> [WRITTEN TASK]:
Leave out every picture, and output exactly the lines from the line containing "Output the text content of this document." through the last line of the data.

———

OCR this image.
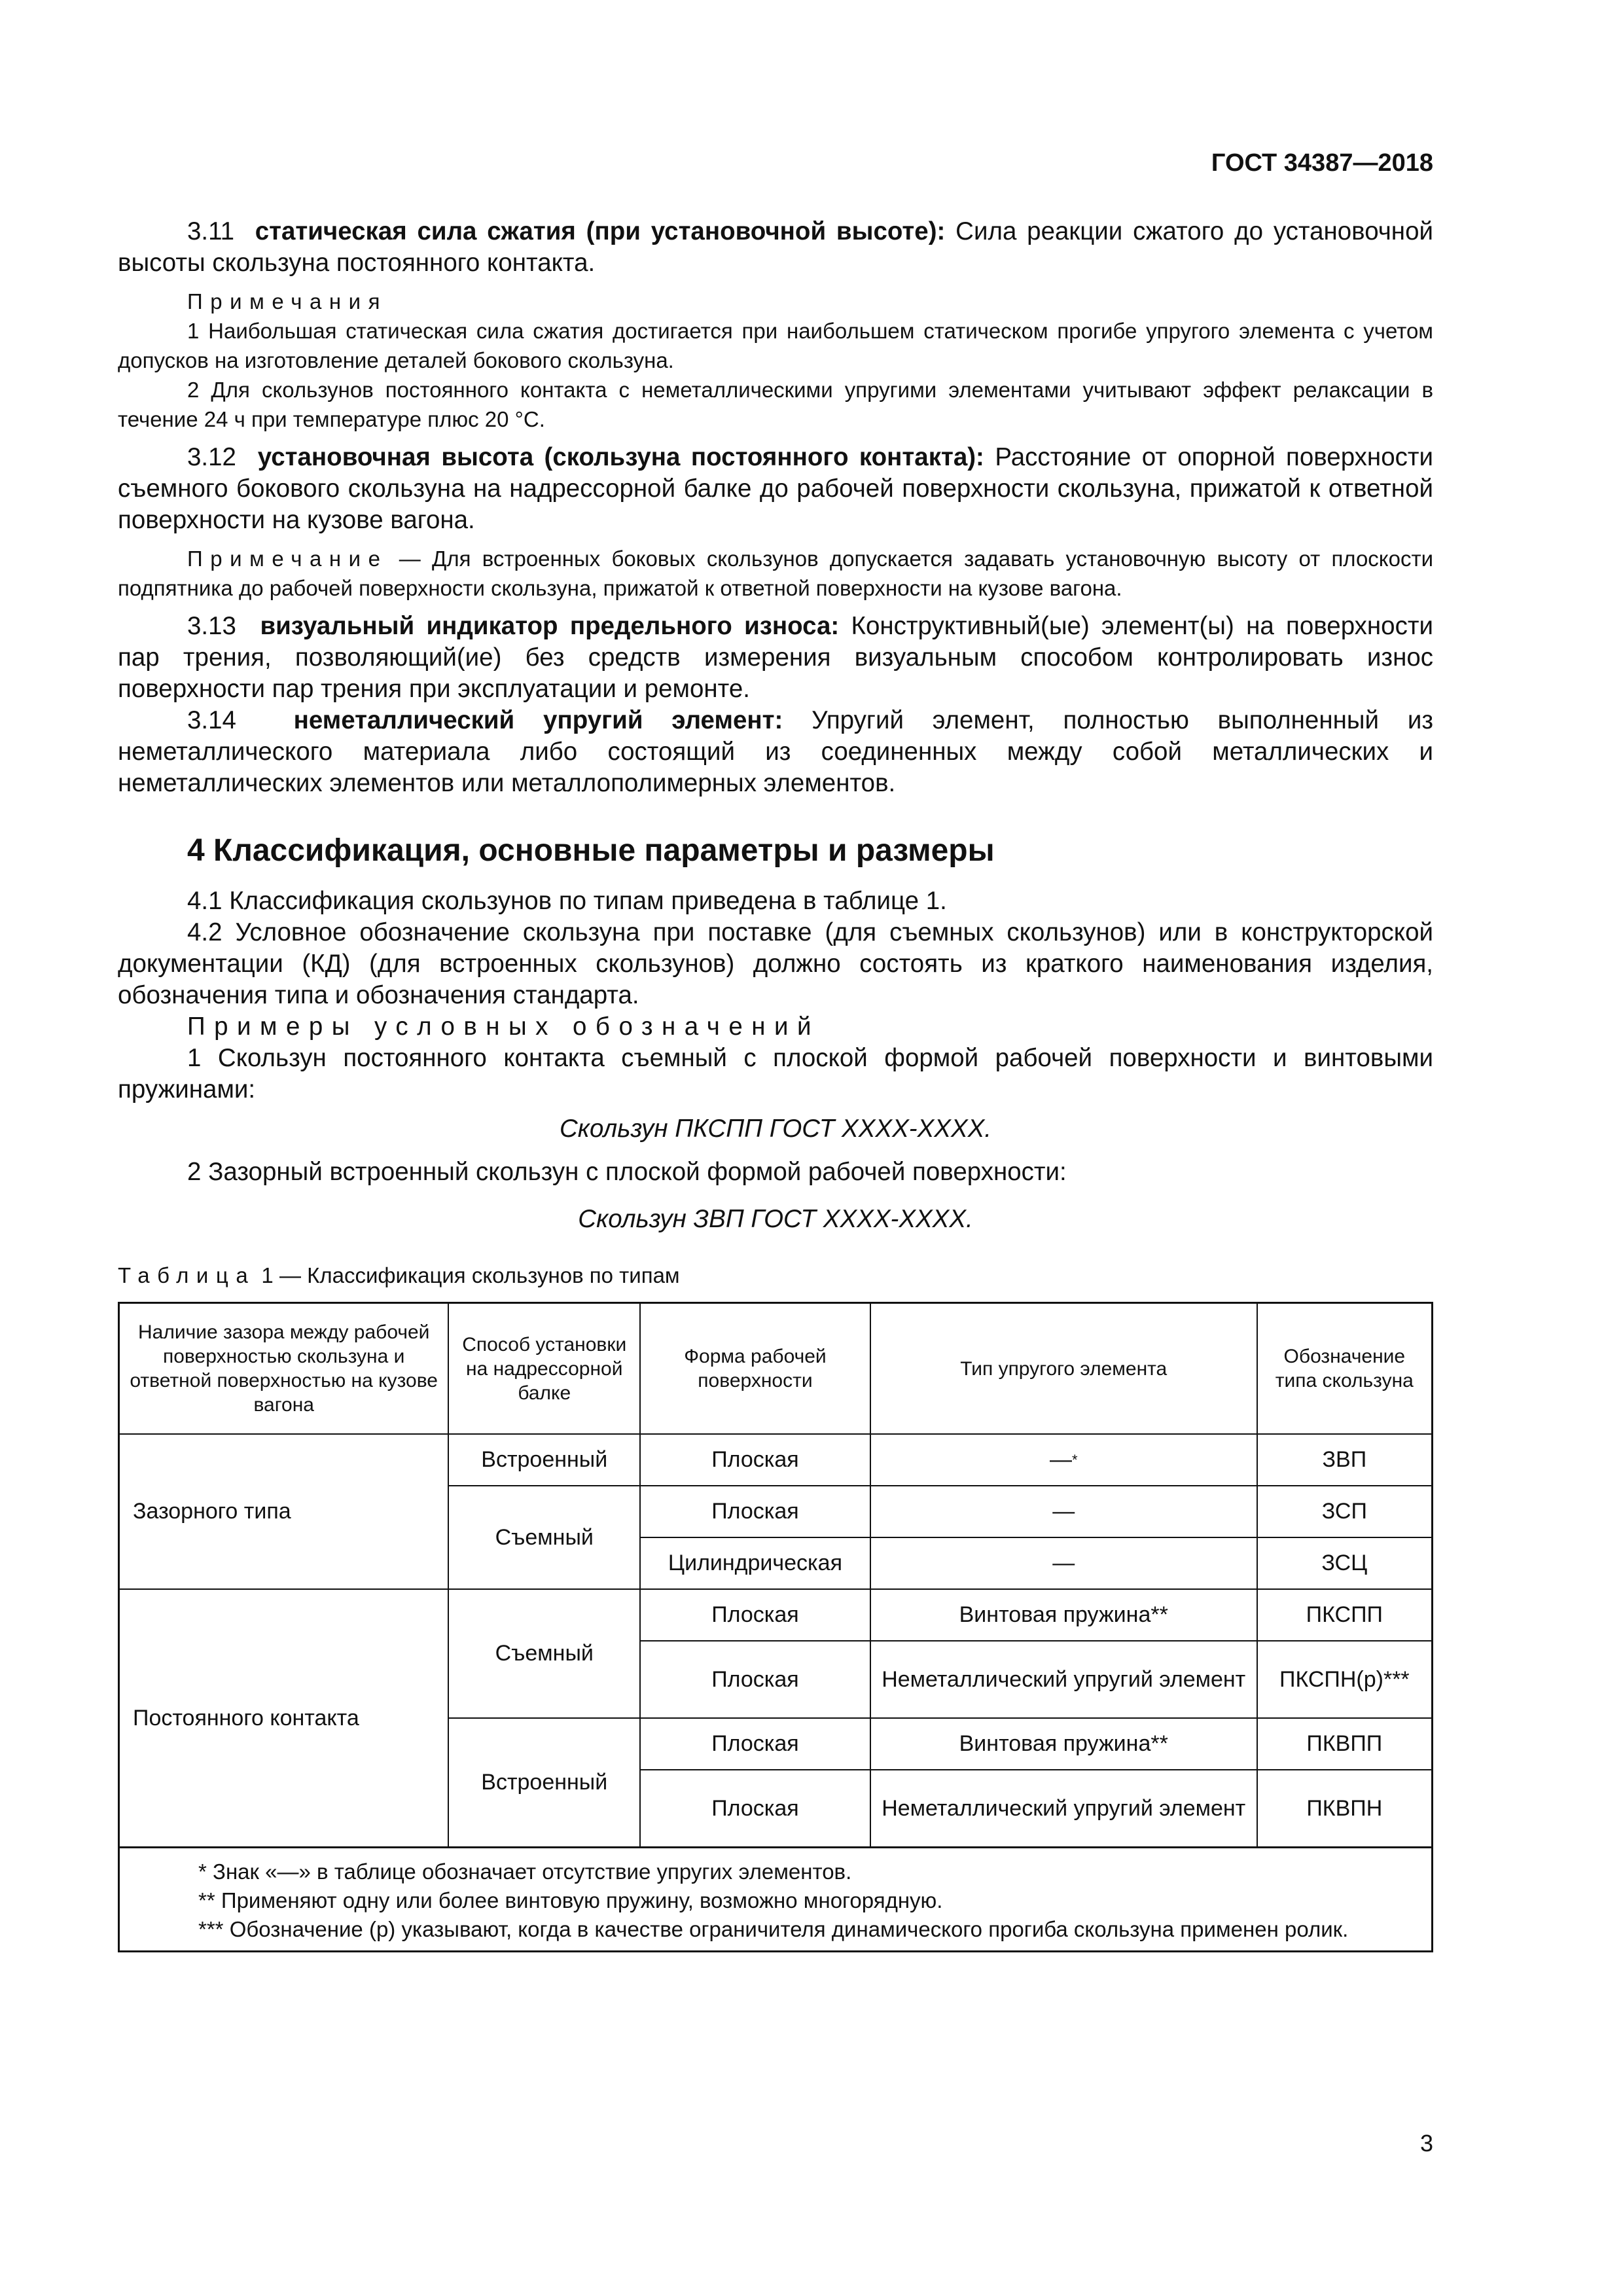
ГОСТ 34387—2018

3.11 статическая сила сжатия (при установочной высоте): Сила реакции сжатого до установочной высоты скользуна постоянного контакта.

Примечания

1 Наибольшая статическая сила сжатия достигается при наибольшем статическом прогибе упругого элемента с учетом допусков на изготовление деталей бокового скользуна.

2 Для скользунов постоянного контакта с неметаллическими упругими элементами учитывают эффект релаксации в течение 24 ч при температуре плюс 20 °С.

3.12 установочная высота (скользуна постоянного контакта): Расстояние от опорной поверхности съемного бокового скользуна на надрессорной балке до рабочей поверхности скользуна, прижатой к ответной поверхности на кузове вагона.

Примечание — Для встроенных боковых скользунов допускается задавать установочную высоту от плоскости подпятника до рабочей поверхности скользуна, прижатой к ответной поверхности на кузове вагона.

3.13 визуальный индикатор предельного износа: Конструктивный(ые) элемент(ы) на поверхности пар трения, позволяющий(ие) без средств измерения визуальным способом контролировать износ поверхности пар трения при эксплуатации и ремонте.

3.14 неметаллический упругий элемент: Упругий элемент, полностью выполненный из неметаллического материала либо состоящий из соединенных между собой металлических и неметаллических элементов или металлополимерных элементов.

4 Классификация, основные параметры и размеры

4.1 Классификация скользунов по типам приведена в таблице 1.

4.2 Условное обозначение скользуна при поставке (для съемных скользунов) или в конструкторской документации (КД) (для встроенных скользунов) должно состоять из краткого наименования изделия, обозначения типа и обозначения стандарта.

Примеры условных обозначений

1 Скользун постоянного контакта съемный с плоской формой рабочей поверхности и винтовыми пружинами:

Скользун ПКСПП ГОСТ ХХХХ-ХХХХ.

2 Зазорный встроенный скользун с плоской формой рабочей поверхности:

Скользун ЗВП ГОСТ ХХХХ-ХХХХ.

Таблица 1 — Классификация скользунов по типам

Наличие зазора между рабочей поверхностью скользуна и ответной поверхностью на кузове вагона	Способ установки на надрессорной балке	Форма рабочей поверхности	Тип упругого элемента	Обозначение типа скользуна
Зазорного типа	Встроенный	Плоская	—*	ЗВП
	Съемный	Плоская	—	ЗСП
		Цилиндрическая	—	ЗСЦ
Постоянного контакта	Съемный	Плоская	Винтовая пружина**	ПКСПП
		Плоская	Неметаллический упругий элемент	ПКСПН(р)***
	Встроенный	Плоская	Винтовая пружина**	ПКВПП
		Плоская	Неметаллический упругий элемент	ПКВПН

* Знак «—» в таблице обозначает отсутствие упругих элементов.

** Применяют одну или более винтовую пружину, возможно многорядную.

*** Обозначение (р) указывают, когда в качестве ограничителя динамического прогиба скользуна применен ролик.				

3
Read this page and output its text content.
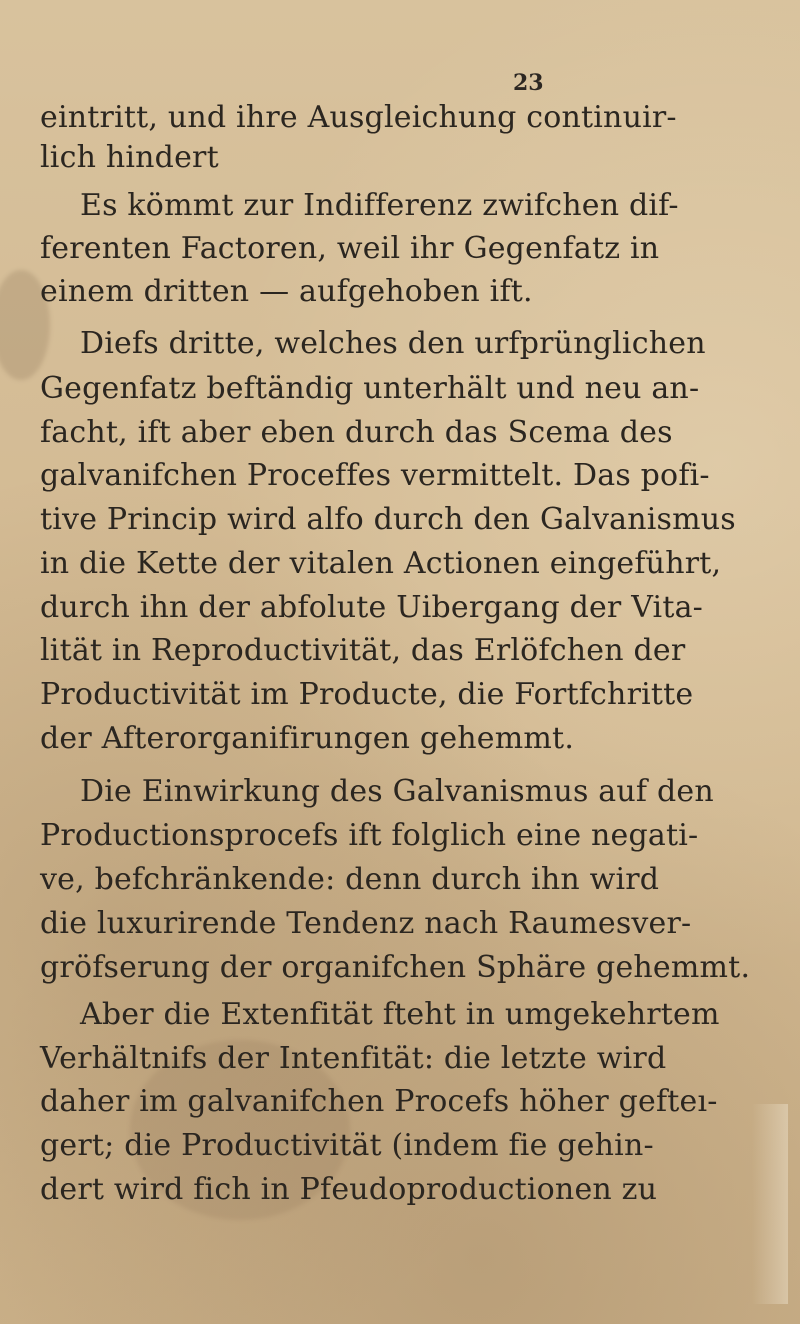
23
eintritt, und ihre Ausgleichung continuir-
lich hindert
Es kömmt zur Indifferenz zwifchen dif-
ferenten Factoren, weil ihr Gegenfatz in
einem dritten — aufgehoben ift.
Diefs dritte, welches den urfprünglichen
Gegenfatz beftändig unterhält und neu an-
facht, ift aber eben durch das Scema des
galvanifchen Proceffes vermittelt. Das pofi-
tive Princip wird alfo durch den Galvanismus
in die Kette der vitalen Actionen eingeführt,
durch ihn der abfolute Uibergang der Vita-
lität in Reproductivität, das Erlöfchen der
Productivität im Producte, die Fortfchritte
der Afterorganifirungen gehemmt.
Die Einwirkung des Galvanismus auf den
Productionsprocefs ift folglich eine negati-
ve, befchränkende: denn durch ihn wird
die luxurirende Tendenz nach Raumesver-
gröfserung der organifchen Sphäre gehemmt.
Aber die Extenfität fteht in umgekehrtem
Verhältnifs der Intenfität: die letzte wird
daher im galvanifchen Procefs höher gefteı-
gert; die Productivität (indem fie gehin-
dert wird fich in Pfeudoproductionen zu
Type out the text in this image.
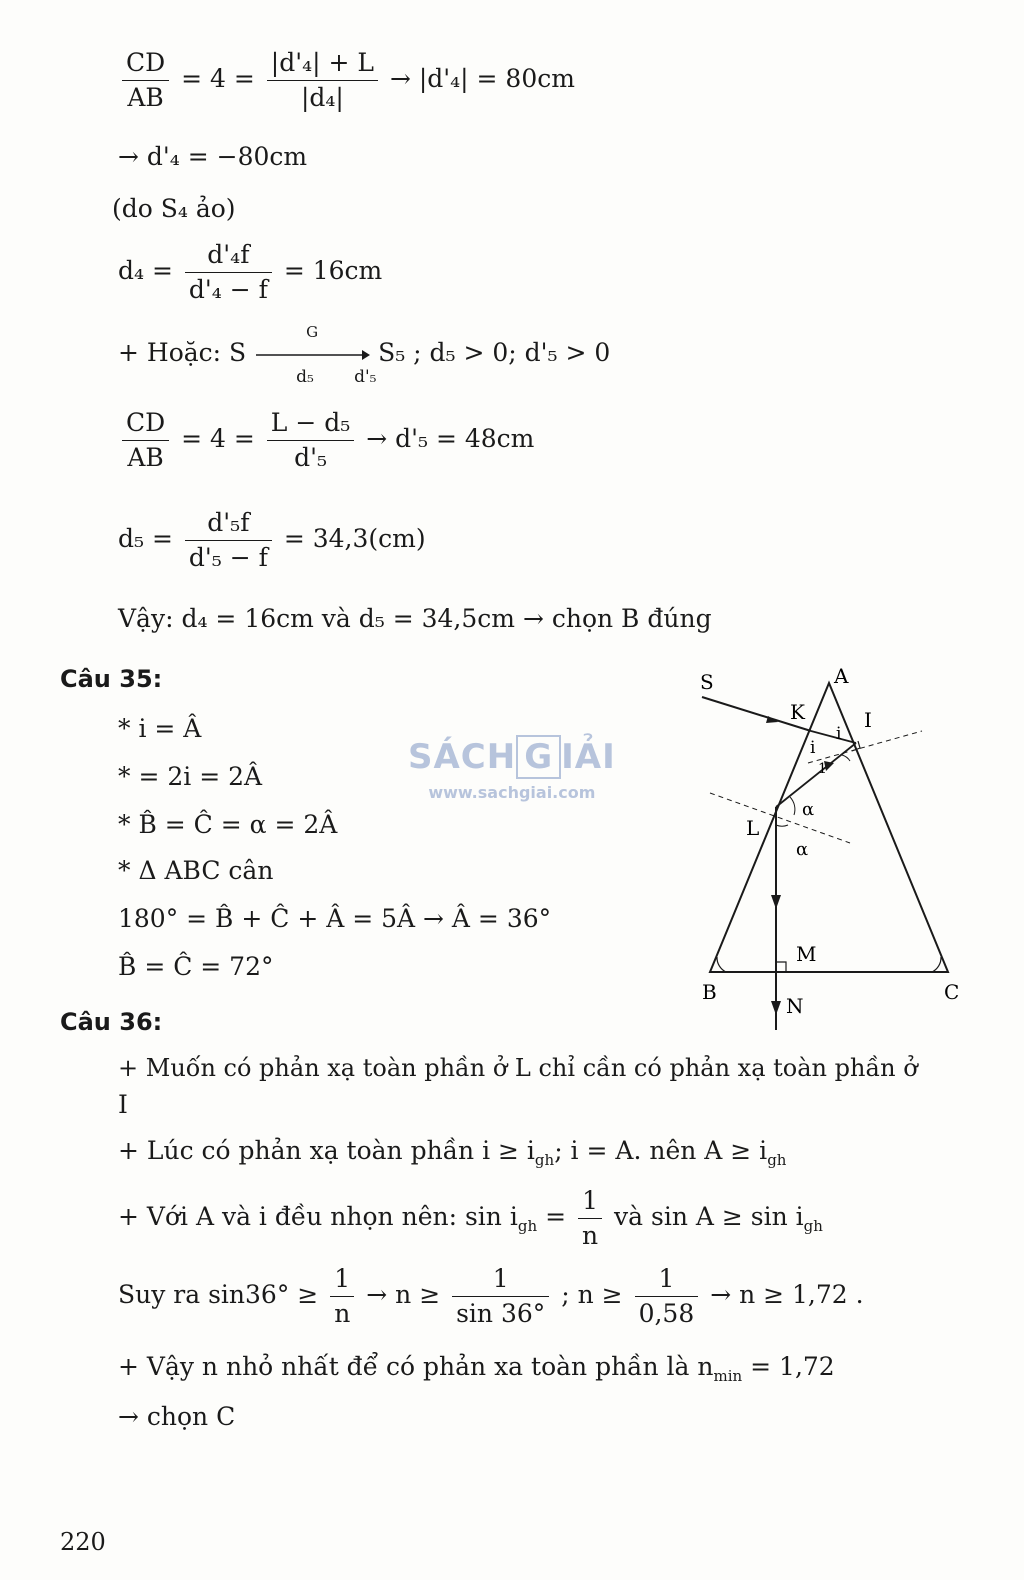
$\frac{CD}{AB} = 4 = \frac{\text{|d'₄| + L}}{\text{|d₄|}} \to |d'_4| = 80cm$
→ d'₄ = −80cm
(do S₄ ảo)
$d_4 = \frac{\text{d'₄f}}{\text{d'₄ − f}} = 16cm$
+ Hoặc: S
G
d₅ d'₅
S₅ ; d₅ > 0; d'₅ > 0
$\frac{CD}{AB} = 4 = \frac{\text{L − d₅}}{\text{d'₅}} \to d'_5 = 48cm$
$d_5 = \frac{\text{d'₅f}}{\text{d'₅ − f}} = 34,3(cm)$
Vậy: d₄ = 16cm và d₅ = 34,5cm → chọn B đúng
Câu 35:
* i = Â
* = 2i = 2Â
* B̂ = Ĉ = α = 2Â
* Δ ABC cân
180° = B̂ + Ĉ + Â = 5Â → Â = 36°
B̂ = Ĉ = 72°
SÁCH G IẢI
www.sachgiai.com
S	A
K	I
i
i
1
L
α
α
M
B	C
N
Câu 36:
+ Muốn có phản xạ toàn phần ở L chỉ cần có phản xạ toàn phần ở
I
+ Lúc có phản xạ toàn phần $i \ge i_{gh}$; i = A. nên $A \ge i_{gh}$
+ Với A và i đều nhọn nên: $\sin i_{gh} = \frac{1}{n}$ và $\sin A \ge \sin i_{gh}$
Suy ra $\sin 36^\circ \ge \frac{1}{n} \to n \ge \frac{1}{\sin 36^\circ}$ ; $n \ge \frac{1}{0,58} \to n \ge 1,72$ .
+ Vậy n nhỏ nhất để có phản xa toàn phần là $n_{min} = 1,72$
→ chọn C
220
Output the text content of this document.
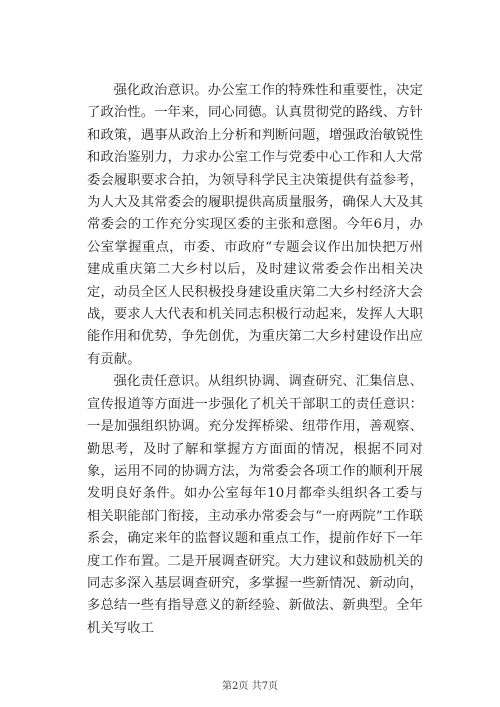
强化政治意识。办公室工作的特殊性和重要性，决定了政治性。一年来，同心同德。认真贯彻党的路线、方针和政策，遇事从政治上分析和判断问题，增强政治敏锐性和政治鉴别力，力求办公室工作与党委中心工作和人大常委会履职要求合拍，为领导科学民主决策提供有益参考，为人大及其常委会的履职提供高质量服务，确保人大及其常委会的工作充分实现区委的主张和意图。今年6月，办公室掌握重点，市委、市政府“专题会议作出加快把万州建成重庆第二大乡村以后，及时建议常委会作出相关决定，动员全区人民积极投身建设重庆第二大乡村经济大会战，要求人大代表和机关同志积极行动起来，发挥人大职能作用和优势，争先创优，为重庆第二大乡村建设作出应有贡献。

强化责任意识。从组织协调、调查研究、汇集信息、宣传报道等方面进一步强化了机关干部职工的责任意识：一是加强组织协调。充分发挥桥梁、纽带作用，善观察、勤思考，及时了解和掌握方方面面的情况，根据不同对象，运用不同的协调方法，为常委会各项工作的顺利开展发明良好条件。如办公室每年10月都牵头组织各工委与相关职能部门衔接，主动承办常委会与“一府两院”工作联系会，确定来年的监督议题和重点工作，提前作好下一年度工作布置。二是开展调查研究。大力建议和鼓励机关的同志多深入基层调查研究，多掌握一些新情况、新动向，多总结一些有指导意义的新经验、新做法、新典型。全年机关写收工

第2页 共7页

———

> [THE REPLY]:
Output the text content of this document.
强化政治意识。办公室工作的特殊性和重要性，决定了政治性。一年来，同心同德。认真贯彻党的路线、方针和政策，遇事从政治上分析和判断问题，增强政治敏锐性和政治鉴别力，力求办公室工作与党委中心工作和人大常委会履职要求合拍，为领导科学民主决策提供有益参考，为人大及其常委会的履职提供高质量服务，确保人大及其常委会的工作充分实现区委的主张和意图。今年6月，办公室掌握重点，市委、市政府“专题会议作出加快把万州建成重庆第二大乡村以后，及时建议常委会作出相关决定，动员全区人民积极投身建设重庆第二大乡村经济大会战，要求人大代表和机关同志积极行动起来，发挥人大职能作用和优势，争先创优，为重庆第二大乡村建设作出应有贡献。

强化责任意识。从组织协调、调查研究、汇集信息、宣传报道等方面进一步强化了机关干部职工的责任意识：一是加强组织协调。充分发挥桥梁、纽带作用，善观察、勤思考，及时了解和掌握方方面面的情况，根据不同对象，运用不同的协调方法，为常委会各项工作的顺利开展发明良好条件。如办公室每年10月都牵头组织各工委与相关职能部门衔接，主动承办常委会与“一府两院”工作联系会，确定来年的监督议题和重点工作，提前作好下一年度工作布置。二是开展调查研究。大力建议和鼓励机关的同志多深入基层调查研究，多掌握一些新情况、新动向，多总结一些有指导意义的新经验、新做法、新典型。全年机关写收工

第2页 共7页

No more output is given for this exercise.